- **DIRECTIONS**
Restate the material word for word and leave out anything that is a picture.

— start of INPUT DATA —

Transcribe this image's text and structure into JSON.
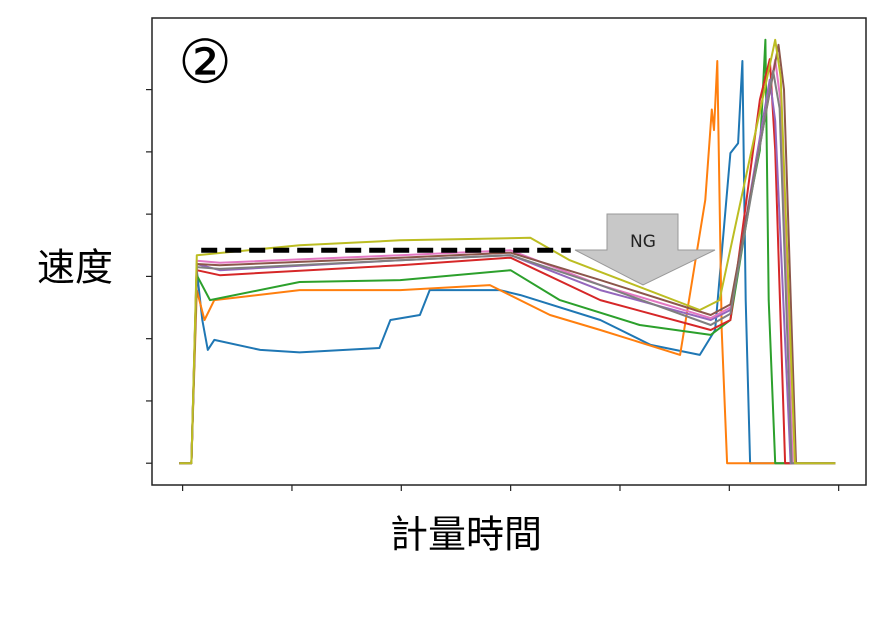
{
  "chart_data": {
    "type": "line",
    "panel_label": "②",
    "y_label": "速度",
    "x_label": "計量時間",
    "annotation": "NG",
    "xlim": [
      -0.28,
      6.25
    ],
    "ylim": [
      -0.35,
      7.15
    ],
    "xticks": [
      0,
      1,
      2,
      3,
      4,
      5,
      6
    ],
    "yticks": [
      0,
      1,
      2,
      3,
      4,
      5,
      6
    ],
    "reference_line": {
      "y": 3.42,
      "x": [
        0.17,
        3.55
      ],
      "color": "#000000"
    },
    "series": [
      {
        "color": "#1f77b4",
        "x": [
          -0.03,
          0.08,
          0.13,
          0.18,
          0.23,
          0.29,
          0.71,
          1.07,
          1.8,
          1.9,
          2.17,
          2.26,
          2.9,
          3.09,
          3.82,
          4.28,
          4.73,
          4.87,
          5.01,
          5.08,
          5.12,
          5.15,
          5.19,
          5.97
        ],
        "values": [
          0,
          0,
          3.1,
          2.3,
          1.82,
          1.98,
          1.82,
          1.78,
          1.85,
          2.3,
          2.38,
          2.78,
          2.78,
          2.7,
          2.3,
          1.9,
          1.74,
          2.14,
          4.98,
          5.14,
          6.46,
          2.62,
          0,
          0
        ]
      },
      {
        "color": "#ff7f0e",
        "x": [
          -0.03,
          0.08,
          0.13,
          0.2,
          0.29,
          1.07,
          1.99,
          2.81,
          3.36,
          3.82,
          4.55,
          4.78,
          4.84,
          4.86,
          4.89,
          4.93,
          4.98,
          5.97
        ],
        "values": [
          0,
          0,
          2.78,
          2.3,
          2.62,
          2.78,
          2.78,
          2.86,
          2.38,
          2.14,
          1.74,
          4.23,
          5.68,
          5.35,
          6.46,
          2.14,
          0,
          0
        ]
      },
      {
        "color": "#2ca02c",
        "x": [
          -0.03,
          0.08,
          0.13,
          0.25,
          1.07,
          1.99,
          3.0,
          3.45,
          4.18,
          4.83,
          5.01,
          5.19,
          5.28,
          5.33,
          5.36,
          5.42,
          5.97
        ],
        "values": [
          0,
          0,
          3.02,
          2.62,
          2.91,
          2.94,
          3.1,
          2.62,
          2.22,
          2.06,
          2.3,
          4.23,
          5.03,
          6.8,
          2.62,
          0,
          0
        ]
      },
      {
        "color": "#d62728",
        "x": [
          -0.03,
          0.08,
          0.13,
          0.34,
          1.99,
          3.0,
          3.82,
          4.83,
          5.01,
          5.28,
          5.37,
          5.42,
          5.51,
          5.97
        ],
        "values": [
          0,
          0,
          3.1,
          3.02,
          3.18,
          3.3,
          2.62,
          2.14,
          2.3,
          5.84,
          6.49,
          5.03,
          0,
          0
        ]
      },
      {
        "color": "#9467bd",
        "x": [
          -0.03,
          0.08,
          0.13,
          0.34,
          1.99,
          3.0,
          3.82,
          4.83,
          5.01,
          5.37,
          5.42,
          5.56,
          5.97
        ],
        "values": [
          0,
          0,
          3.2,
          3.1,
          3.26,
          3.34,
          2.78,
          2.3,
          2.46,
          6.16,
          5.5,
          0,
          0
        ]
      },
      {
        "color": "#e377c2",
        "x": [
          -0.03,
          0.08,
          0.13,
          0.34,
          1.99,
          3.0,
          3.82,
          4.83,
          5.01,
          5.42,
          5.47,
          5.58,
          5.97
        ],
        "values": [
          0,
          0,
          3.25,
          3.22,
          3.34,
          3.42,
          2.86,
          2.33,
          2.5,
          6.48,
          5.8,
          0,
          0
        ]
      },
      {
        "color": "#8c564b",
        "x": [
          -0.03,
          0.08,
          0.13,
          0.34,
          1.99,
          3.0,
          3.82,
          4.83,
          5.01,
          5.45,
          5.5,
          5.61,
          5.97
        ],
        "values": [
          0,
          0,
          3.2,
          3.18,
          3.3,
          3.38,
          2.94,
          2.38,
          2.55,
          6.72,
          6.0,
          0,
          0
        ]
      },
      {
        "color": "#7f7f7f",
        "x": [
          -0.03,
          0.08,
          0.13,
          0.34,
          1.99,
          3.0,
          3.82,
          4.83,
          5.01,
          5.4,
          5.46,
          5.57,
          5.97
        ],
        "values": [
          0,
          0,
          3.15,
          3.12,
          3.26,
          3.34,
          2.86,
          2.22,
          2.4,
          6.3,
          5.7,
          0,
          0
        ]
      },
      {
        "color": "#bcbd22",
        "x": [
          -0.03,
          0.08,
          0.13,
          1.07,
          1.99,
          3.18,
          3.54,
          4.73,
          4.91,
          5.42,
          5.47,
          5.6,
          5.97
        ],
        "values": [
          0,
          0,
          3.34,
          3.5,
          3.58,
          3.62,
          3.26,
          2.46,
          2.62,
          6.8,
          6.2,
          0,
          0
        ]
      }
    ]
  }
}
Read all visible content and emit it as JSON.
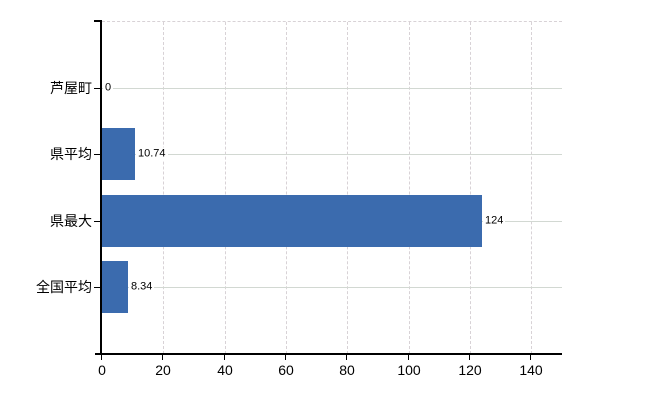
{
  "chart_data": {
    "type": "bar",
    "orientation": "horizontal",
    "title": "",
    "xlabel": "",
    "ylabel": "",
    "categories": [
      "芦屋町",
      "県平均",
      "県最大",
      "全国平均"
    ],
    "values": [
      0,
      10.74,
      124,
      8.34
    ],
    "value_labels": [
      "0",
      "10.74",
      "124",
      "8.34"
    ],
    "xlim": [
      0,
      150
    ],
    "x_tick_values": [
      0,
      20,
      40,
      60,
      80,
      100,
      120,
      140
    ],
    "x_tick_labels": [
      "0",
      "20",
      "40",
      "60",
      "80",
      "100",
      "120",
      "140"
    ],
    "grid": true,
    "legend_position": "none",
    "colors": {
      "bar": "#3b6bae",
      "axis": "#000000",
      "grid_horizontal": "#d2d8d2",
      "grid_vertical": "#d8d2d6",
      "text": "#000000",
      "background": "#ffffff"
    }
  }
}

— end of INPUT DATA —

- **RESPONSE**
Transcribe this image's text and structure into JSON.
{
  "chart_data": {
    "type": "line",
    "panel_label": "②",
    "y_label": "速度",
    "x_label": "計量時間",
    "annotation": "NG",
    "xlim": [
      -0.28,
      6.25
    ],
    "ylim": [
      -0.35,
      7.15
    ],
    "xticks": [
      0,
      1,
      2,
      3,
      4,
      5,
      6
    ],
    "yticks": [
      0,
      1,
      2,
      3,
      4,
      5,
      6
    ],
    "reference_line": {
      "y": 3.42,
      "x": [
        0.17,
        3.55
      ],
      "color": "#000000"
    },
    "series": [
      {
        "color": "#1f77b4",
        "x": [
          -0.03,
          0.08,
          0.13,
          0.18,
          0.23,
          0.29,
          0.71,
          1.07,
          1.8,
          1.9,
          2.17,
          2.26,
          2.9,
          3.09,
          3.82,
          4.28,
          4.73,
          4.87,
          5.01,
          5.08,
          5.12,
          5.15,
          5.19,
          5.97
        ],
        "values": [
          0,
          0,
          3.1,
          2.3,
          1.82,
          1.98,
          1.82,
          1.78,
          1.85,
          2.3,
          2.38,
          2.78,
          2.78,
          2.7,
          2.3,
          1.9,
          1.74,
          2.14,
          4.98,
          5.14,
          6.46,
          2.62,
          0,
          0
        ]
      },
      {
        "color": "#ff7f0e",
        "x": [
          -0.03,
          0.08,
          0.13,
          0.2,
          0.29,
          1.07,
          1.99,
          2.81,
          3.36,
          3.82,
          4.55,
          4.78,
          4.84,
          4.86,
          4.89,
          4.93,
          4.98,
          5.97
        ],
        "values": [
          0,
          0,
          2.78,
          2.3,
          2.62,
          2.78,
          2.78,
          2.86,
          2.38,
          2.14,
          1.74,
          4.23,
          5.68,
          5.35,
          6.46,
          2.14,
          0,
          0
        ]
      },
      {
        "color": "#2ca02c",
        "x": [
          -0.03,
          0.08,
          0.13,
          0.25,
          1.07,
          1.99,
          3.0,
          3.45,
          4.18,
          4.83,
          5.01,
          5.19,
          5.28,
          5.33,
          5.36,
          5.42,
          5.97
        ],
        "values": [
          0,
          0,
          3.02,
          2.62,
          2.91,
          2.94,
          3.1,
          2.62,
          2.22,
          2.06,
          2.3,
          4.23,
          5.03,
          6.8,
          2.62,
          0,
          0
        ]
      },
      {
        "color": "#d62728",
        "x": [
          -0.03,
          0.08,
          0.13,
          0.34,
          1.99,
          3.0,
          3.82,
          4.83,
          5.01,
          5.28,
          5.37,
          5.42,
          5.51,
          5.97
        ],
        "values": [
          0,
          0,
          3.1,
          3.02,
          3.18,
          3.3,
          2.62,
          2.14,
          2.3,
          5.84,
          6.49,
          5.03,
          0,
          0
        ]
      },
      {
        "color": "#9467bd",
        "x": [
          -0.03,
          0.08,
          0.13,
          0.34,
          1.99,
          3.0,
          3.82,
          4.83,
          5.01,
          5.37,
          5.42,
          5.56,
          5.97
        ],
        "values": [
          0,
          0,
          3.2,
          3.1,
          3.26,
          3.34,
          2.78,
          2.3,
          2.46,
          6.16,
          5.5,
          0,
          0
        ]
      },
      {
        "color": "#e377c2",
        "x": [
          -0.03,
          0.08,
          0.13,
          0.34,
          1.99,
          3.0,
          3.82,
          4.83,
          5.01,
          5.42,
          5.47,
          5.58,
          5.97
        ],
        "values": [
          0,
          0,
          3.25,
          3.22,
          3.34,
          3.42,
          2.86,
          2.33,
          2.5,
          6.48,
          5.8,
          0,
          0
        ]
      },
      {
        "color": "#8c564b",
        "x": [
          -0.03,
          0.08,
          0.13,
          0.34,
          1.99,
          3.0,
          3.82,
          4.83,
          5.01,
          5.45,
          5.5,
          5.61,
          5.97
        ],
        "values": [
          0,
          0,
          3.2,
          3.18,
          3.3,
          3.38,
          2.94,
          2.38,
          2.55,
          6.72,
          6.0,
          0,
          0
        ]
      },
      {
        "color": "#7f7f7f",
        "x": [
          -0.03,
          0.08,
          0.13,
          0.34,
          1.99,
          3.0,
          3.82,
          4.83,
          5.01,
          5.4,
          5.46,
          5.57,
          5.97
        ],
        "values": [
          0,
          0,
          3.15,
          3.12,
          3.26,
          3.34,
          2.86,
          2.22,
          2.4,
          6.3,
          5.7,
          0,
          0
        ]
      },
      {
        "color": "#bcbd22",
        "x": [
          -0.03,
          0.08,
          0.13,
          1.07,
          1.99,
          3.18,
          3.54,
          4.73,
          4.91,
          5.42,
          5.47,
          5.6,
          5.97
        ],
        "values": [
          0,
          0,
          3.34,
          3.5,
          3.58,
          3.62,
          3.26,
          2.46,
          2.62,
          6.8,
          6.2,
          0,
          0
        ]
      }
    ]
  }
}
Read all visible content and emit it as JSON.
{
  "chart_data": {
    "type": "bar",
    "orientation": "horizontal",
    "title": "",
    "xlabel": "",
    "ylabel": "",
    "categories": [
      "芦屋町",
      "県平均",
      "県最大",
      "全国平均"
    ],
    "values": [
      0,
      10.74,
      124,
      8.34
    ],
    "value_labels": [
      "0",
      "10.74",
      "124",
      "8.34"
    ],
    "xlim": [
      0,
      150
    ],
    "x_tick_values": [
      0,
      20,
      40,
      60,
      80,
      100,
      120,
      140
    ],
    "x_tick_labels": [
      "0",
      "20",
      "40",
      "60",
      "80",
      "100",
      "120",
      "140"
    ],
    "grid": true,
    "legend_position": "none",
    "colors": {
      "bar": "#3b6bae",
      "axis": "#000000",
      "grid_horizontal": "#d2d8d2",
      "grid_vertical": "#d8d2d6",
      "text": "#000000",
      "background": "#ffffff"
    }
  }
}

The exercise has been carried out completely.